_ABOUT THIS TASK_: The answer must be every line below that holds the word "last".

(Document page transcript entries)
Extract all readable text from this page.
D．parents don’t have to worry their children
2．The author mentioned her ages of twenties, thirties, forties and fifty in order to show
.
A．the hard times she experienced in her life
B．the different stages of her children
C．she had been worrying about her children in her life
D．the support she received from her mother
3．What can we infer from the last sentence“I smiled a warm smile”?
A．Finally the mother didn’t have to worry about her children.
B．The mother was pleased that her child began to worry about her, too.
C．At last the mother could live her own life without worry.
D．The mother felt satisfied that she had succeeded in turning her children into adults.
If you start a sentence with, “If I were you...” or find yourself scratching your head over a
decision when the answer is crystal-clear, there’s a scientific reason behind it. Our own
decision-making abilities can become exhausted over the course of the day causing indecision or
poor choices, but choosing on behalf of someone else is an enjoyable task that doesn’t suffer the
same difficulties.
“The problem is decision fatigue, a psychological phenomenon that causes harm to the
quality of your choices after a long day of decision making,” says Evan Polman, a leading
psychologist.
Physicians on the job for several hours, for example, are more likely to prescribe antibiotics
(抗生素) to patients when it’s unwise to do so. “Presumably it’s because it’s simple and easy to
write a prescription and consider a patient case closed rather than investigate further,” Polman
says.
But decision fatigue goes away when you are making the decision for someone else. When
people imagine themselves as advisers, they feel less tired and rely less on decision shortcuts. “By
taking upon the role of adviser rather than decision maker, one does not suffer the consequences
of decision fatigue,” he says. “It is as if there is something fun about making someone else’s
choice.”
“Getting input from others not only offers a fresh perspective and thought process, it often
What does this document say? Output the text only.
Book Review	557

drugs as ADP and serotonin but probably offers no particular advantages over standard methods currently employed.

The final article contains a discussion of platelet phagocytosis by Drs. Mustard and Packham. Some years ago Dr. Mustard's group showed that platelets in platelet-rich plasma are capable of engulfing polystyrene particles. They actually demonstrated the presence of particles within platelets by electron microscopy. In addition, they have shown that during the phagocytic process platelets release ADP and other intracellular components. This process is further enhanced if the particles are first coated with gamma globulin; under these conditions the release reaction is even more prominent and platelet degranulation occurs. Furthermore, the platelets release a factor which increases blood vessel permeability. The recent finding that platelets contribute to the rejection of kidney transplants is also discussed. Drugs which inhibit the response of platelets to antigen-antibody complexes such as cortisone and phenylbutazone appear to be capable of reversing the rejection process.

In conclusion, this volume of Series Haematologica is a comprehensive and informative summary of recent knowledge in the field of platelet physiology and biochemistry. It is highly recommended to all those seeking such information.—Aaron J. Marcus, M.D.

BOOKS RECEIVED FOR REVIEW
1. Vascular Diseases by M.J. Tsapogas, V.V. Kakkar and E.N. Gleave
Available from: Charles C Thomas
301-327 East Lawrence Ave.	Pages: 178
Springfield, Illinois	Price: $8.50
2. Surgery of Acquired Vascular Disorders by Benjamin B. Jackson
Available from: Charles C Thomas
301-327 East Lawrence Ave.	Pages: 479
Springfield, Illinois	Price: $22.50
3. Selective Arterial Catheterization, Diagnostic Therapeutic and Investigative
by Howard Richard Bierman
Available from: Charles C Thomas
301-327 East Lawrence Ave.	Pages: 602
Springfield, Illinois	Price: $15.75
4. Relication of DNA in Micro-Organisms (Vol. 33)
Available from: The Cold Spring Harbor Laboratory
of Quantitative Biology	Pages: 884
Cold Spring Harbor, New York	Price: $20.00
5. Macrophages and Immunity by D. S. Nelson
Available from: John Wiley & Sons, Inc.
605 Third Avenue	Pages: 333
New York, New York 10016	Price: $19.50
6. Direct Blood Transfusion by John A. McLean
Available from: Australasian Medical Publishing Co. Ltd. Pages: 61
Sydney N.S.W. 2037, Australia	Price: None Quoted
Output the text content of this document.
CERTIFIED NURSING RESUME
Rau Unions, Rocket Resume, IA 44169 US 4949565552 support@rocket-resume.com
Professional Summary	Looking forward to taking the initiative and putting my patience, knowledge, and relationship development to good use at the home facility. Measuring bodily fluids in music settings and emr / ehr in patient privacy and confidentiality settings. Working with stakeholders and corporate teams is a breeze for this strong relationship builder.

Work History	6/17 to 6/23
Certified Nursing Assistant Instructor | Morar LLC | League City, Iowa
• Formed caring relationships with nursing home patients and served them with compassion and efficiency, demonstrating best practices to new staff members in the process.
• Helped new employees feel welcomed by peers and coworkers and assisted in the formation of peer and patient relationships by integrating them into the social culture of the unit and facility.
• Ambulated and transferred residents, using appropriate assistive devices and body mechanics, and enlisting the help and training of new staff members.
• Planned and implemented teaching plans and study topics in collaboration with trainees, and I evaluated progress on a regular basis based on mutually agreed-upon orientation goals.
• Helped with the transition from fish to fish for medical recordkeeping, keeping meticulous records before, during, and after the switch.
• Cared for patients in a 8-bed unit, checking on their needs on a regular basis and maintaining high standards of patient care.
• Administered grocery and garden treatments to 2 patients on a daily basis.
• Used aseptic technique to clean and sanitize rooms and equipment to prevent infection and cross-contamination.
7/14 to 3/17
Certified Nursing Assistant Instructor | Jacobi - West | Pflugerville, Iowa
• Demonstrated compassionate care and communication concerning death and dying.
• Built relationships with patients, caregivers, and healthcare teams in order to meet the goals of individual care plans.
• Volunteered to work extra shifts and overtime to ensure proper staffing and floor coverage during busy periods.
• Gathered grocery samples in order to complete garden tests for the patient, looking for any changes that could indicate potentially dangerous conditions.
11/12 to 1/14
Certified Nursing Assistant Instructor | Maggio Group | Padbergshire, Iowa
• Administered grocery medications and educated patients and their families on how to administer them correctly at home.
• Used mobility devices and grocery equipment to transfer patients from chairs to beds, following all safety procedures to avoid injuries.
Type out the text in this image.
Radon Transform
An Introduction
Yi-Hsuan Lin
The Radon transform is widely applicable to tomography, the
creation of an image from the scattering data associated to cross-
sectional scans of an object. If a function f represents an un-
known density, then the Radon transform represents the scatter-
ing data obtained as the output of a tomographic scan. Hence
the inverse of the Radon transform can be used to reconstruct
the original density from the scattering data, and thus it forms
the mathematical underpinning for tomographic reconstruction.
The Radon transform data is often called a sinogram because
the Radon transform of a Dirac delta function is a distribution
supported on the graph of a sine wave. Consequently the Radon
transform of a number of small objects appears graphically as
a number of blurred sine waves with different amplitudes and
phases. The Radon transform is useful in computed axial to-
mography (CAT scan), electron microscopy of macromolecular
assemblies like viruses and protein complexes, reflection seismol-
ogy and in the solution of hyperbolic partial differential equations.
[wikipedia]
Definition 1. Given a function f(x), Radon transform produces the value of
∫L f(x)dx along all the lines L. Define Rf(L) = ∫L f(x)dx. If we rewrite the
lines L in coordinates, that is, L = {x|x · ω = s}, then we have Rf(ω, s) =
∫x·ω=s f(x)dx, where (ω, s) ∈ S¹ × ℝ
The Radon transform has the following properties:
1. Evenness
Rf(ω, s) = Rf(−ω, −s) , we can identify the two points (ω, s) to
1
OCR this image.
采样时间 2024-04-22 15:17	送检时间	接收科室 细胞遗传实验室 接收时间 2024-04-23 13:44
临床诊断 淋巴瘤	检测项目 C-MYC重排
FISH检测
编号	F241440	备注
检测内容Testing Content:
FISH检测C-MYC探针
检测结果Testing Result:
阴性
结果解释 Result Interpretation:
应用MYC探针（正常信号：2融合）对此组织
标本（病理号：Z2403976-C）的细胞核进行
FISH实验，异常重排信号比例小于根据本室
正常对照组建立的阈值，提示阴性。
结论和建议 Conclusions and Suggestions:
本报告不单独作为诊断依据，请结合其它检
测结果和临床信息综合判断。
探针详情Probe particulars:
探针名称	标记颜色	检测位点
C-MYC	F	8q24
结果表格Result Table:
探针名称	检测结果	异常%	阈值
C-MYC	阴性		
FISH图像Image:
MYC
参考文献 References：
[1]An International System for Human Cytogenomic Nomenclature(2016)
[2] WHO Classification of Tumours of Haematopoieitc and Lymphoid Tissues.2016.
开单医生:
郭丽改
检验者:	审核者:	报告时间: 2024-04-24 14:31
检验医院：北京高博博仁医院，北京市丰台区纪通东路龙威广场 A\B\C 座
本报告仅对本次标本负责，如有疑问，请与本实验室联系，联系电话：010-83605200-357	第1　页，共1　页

_EXERCISE RESULT_:
3．What can we infer from the last sentence“I smiled a warm smile”?
C．At last the mother could live her own life without worry.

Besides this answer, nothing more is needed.